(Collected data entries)

------

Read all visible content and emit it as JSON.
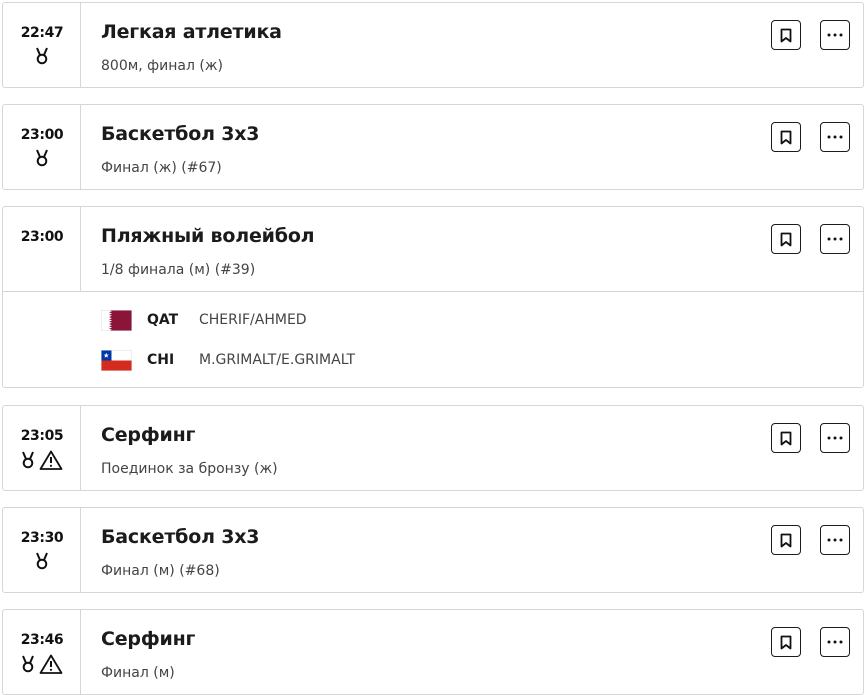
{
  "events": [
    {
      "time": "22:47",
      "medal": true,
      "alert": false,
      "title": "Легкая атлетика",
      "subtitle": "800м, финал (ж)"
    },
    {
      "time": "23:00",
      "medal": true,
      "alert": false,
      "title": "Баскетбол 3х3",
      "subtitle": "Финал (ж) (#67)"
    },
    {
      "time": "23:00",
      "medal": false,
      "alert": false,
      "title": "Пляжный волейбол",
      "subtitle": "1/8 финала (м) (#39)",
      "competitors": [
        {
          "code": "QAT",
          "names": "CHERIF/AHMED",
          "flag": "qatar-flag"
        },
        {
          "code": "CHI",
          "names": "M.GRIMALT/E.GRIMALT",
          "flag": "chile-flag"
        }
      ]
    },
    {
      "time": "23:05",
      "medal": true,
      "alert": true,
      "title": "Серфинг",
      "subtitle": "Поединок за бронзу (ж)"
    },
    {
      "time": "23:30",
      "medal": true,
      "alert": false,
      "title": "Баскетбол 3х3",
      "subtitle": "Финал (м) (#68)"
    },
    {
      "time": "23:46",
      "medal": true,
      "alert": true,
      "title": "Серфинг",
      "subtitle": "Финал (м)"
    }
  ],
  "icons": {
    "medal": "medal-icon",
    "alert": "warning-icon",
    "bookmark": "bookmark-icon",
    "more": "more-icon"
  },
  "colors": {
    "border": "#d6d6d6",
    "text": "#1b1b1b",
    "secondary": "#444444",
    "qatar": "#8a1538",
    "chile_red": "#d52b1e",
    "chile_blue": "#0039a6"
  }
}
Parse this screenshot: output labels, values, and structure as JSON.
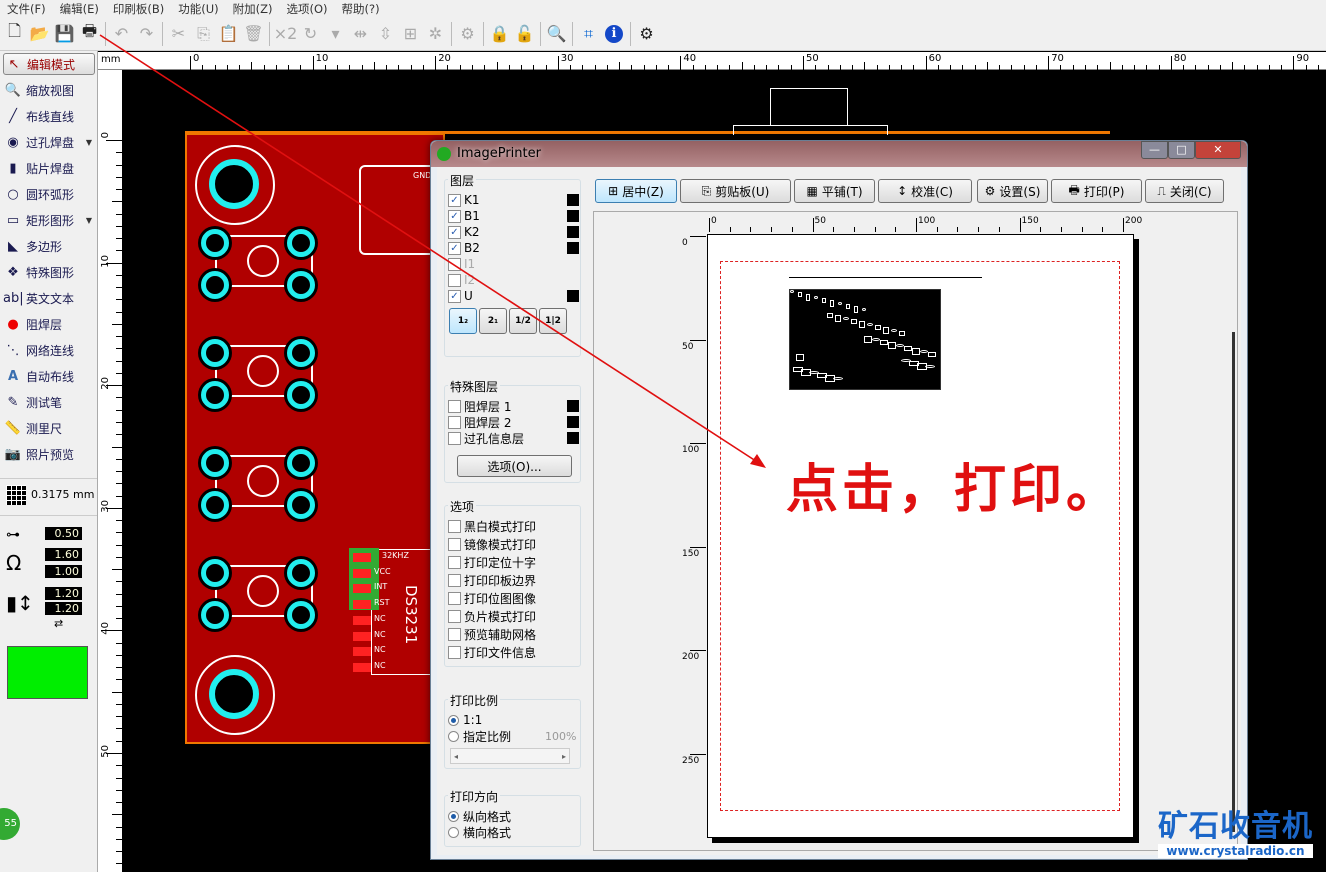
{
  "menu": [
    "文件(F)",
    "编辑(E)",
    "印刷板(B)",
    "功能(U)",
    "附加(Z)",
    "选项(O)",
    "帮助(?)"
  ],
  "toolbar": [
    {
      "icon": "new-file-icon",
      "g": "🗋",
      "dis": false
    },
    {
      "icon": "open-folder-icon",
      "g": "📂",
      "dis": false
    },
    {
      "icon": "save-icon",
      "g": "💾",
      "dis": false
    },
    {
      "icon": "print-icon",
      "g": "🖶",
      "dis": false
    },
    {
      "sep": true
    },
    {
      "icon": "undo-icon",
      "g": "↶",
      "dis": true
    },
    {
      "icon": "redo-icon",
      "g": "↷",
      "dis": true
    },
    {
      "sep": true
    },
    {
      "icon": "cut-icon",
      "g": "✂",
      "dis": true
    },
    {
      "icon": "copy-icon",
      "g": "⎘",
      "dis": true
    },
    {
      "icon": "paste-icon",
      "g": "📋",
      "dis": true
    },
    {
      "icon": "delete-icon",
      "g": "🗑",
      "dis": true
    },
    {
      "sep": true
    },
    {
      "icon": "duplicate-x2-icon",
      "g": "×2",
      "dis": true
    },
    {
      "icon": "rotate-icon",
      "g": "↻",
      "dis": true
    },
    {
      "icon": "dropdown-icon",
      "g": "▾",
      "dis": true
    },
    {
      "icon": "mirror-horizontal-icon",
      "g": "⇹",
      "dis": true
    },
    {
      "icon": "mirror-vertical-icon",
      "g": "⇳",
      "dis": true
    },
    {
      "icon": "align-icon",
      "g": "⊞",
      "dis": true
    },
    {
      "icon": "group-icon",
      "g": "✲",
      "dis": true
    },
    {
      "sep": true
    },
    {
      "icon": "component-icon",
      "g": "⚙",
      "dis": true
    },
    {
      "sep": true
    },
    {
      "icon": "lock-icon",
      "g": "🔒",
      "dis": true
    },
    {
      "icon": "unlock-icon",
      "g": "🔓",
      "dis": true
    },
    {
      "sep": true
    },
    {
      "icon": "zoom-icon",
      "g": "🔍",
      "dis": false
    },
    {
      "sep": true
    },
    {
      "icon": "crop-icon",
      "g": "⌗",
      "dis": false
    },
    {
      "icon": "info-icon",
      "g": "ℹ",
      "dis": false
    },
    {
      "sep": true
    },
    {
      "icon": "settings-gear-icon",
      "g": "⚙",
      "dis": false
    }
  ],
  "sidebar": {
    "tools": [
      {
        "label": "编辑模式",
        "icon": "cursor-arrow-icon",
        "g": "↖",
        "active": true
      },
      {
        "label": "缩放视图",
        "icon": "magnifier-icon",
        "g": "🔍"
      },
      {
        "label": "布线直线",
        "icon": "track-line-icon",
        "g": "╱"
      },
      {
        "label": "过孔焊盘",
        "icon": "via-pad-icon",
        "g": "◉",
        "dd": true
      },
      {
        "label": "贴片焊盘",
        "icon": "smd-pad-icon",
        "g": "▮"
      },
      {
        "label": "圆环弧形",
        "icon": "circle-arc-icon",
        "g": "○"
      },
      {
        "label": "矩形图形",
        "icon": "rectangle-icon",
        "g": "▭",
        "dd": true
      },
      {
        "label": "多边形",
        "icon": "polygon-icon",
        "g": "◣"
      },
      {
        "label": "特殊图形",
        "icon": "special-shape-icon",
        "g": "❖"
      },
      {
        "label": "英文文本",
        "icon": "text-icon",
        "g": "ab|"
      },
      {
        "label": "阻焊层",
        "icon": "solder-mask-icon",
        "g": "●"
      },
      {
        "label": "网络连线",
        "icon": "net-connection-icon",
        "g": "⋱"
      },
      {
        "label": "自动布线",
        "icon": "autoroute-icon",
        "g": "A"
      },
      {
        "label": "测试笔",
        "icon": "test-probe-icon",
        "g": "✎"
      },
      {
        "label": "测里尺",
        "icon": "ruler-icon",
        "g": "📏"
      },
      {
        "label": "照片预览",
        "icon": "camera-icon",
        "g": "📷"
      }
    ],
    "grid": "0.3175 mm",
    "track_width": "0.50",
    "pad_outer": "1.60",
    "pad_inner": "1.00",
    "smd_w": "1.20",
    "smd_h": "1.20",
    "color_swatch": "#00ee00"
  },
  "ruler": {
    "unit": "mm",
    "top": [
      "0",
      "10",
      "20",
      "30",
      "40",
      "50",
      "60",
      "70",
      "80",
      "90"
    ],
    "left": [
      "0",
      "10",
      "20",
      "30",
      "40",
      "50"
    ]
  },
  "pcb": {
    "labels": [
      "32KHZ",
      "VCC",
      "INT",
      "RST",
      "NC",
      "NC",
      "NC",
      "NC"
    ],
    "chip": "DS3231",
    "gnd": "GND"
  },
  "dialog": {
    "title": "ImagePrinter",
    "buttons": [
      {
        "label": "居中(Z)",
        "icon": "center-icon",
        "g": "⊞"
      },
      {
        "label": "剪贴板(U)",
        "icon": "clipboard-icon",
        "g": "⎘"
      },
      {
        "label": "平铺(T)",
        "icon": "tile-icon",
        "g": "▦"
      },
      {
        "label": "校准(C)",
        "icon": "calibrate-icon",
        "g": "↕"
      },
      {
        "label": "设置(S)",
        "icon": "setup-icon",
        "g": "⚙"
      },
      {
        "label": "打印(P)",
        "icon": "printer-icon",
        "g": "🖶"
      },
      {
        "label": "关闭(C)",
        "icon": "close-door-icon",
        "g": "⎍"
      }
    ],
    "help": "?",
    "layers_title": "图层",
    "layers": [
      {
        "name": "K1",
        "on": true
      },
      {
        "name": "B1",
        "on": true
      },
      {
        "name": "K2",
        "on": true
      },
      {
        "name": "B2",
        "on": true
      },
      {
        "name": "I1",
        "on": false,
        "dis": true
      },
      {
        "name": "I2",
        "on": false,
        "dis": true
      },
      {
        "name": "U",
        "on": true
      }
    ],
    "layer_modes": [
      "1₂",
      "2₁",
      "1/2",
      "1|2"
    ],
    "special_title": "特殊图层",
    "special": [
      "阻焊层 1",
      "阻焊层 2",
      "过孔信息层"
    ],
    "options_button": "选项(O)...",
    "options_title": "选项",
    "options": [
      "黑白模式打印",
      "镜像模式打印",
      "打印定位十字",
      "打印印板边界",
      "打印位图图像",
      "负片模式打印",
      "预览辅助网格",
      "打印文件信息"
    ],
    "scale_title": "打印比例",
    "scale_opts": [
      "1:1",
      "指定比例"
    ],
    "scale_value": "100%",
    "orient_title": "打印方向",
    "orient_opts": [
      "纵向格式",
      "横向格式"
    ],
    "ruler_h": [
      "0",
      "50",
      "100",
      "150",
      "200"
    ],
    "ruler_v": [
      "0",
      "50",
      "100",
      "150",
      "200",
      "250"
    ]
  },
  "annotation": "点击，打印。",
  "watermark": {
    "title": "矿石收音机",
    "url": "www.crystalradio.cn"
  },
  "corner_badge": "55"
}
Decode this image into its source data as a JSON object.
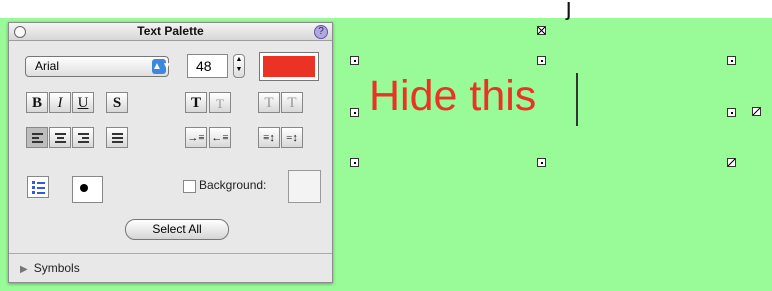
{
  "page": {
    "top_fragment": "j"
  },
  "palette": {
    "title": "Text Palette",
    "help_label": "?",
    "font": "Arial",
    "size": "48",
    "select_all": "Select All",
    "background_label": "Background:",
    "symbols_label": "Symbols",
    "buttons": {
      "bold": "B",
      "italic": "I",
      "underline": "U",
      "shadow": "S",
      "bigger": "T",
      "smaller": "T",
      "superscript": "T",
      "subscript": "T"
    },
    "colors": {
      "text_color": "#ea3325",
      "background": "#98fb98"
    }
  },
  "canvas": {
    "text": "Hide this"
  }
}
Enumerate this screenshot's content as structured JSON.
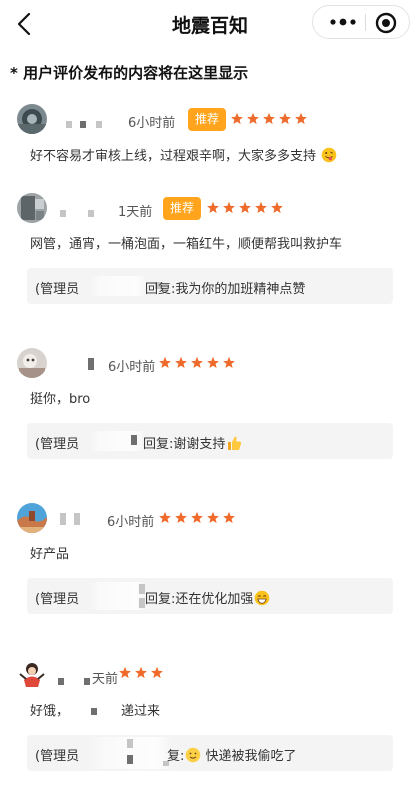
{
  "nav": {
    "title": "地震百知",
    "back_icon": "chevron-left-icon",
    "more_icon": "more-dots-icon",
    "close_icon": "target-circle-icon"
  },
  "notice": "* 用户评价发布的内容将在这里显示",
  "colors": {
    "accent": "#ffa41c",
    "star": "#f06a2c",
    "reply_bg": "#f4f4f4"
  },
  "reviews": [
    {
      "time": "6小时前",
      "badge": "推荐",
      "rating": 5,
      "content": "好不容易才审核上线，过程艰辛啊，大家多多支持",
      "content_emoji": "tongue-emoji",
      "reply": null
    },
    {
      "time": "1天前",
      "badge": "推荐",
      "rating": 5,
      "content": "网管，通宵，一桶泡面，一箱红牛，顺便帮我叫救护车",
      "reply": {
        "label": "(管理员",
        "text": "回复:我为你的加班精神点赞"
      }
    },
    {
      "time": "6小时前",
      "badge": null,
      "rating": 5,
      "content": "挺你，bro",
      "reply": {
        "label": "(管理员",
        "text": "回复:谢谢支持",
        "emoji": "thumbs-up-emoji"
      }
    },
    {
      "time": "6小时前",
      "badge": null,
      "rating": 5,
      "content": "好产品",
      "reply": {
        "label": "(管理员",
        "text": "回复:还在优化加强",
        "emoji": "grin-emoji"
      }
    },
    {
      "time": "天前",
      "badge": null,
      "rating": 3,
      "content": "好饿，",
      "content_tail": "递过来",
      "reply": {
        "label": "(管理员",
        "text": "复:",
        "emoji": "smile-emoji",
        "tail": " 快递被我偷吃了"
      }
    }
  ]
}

------

Work out how many lines of the data above hold the word "circle", and write only the count.

2